- **Supplied material**:
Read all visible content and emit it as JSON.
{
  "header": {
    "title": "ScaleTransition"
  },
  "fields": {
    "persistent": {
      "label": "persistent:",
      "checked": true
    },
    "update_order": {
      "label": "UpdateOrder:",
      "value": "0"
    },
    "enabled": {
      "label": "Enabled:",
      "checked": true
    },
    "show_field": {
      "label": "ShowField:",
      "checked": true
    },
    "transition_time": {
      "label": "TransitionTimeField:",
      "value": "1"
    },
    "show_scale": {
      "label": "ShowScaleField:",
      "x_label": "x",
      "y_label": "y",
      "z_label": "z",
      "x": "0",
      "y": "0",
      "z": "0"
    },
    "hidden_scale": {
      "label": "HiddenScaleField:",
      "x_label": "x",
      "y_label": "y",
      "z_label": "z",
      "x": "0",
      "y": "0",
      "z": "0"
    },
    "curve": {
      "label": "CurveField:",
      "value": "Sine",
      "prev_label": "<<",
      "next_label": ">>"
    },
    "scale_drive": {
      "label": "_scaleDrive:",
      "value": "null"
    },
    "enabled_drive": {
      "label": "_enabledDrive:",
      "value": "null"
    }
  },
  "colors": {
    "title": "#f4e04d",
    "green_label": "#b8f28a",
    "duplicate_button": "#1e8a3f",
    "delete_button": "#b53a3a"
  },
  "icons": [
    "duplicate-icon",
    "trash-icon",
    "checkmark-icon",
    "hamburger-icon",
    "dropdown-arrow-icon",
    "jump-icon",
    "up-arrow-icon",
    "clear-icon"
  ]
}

* * *

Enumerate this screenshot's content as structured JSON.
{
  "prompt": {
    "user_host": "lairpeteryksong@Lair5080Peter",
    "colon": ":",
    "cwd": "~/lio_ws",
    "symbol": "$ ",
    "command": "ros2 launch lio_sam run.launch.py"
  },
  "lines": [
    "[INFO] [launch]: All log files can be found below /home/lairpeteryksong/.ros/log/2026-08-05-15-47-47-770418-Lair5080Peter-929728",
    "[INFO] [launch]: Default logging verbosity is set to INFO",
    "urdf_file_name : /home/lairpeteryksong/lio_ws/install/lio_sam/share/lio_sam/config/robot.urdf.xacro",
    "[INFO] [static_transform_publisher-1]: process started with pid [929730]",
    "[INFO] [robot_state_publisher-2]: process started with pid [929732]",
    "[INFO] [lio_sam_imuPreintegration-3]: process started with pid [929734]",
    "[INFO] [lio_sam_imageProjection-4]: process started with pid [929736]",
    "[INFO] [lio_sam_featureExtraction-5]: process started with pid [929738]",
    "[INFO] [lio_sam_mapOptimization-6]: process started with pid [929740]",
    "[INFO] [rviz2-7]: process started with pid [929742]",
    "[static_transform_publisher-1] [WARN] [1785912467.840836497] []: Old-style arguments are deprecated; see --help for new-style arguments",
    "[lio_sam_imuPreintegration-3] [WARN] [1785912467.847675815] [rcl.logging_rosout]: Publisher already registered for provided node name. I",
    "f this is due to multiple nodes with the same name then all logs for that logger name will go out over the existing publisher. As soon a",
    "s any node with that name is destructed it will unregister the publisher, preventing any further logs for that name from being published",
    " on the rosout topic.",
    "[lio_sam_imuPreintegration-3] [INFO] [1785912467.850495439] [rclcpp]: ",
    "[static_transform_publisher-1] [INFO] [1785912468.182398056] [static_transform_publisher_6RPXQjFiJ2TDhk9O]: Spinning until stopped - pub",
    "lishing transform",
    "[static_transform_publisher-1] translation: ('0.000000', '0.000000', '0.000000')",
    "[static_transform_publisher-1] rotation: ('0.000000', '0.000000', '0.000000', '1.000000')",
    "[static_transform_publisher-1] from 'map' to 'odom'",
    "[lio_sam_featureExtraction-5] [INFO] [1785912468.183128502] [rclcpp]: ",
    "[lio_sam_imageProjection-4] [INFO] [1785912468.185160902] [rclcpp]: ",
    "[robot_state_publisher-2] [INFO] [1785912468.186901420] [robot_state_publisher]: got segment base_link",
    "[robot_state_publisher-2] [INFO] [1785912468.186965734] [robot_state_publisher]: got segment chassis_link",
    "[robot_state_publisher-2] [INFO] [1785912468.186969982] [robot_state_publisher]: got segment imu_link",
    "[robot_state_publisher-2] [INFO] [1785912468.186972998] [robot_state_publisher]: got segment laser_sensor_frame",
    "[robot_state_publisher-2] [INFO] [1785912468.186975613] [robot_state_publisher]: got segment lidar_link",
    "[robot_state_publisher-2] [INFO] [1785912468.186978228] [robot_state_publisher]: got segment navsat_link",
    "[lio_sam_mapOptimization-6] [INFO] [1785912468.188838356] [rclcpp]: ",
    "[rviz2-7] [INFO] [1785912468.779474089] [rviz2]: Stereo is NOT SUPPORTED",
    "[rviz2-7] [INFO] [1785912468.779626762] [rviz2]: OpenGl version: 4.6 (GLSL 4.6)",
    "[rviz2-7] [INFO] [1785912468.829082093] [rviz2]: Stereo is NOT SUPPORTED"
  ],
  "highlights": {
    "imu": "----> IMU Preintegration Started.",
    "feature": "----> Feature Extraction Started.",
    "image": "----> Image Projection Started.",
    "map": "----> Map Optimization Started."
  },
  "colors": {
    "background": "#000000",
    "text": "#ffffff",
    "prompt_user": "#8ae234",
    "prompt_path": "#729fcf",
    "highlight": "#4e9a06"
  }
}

- **Requirements**: Return all lines of the material above in which the word "this" occurs.

- **Task answer**:
Enumerate this screenshot's content as structured JSON.
    "f this is due to multiple nodes with the same name then all logs for that logger name will go out over the existing publisher. As soon a",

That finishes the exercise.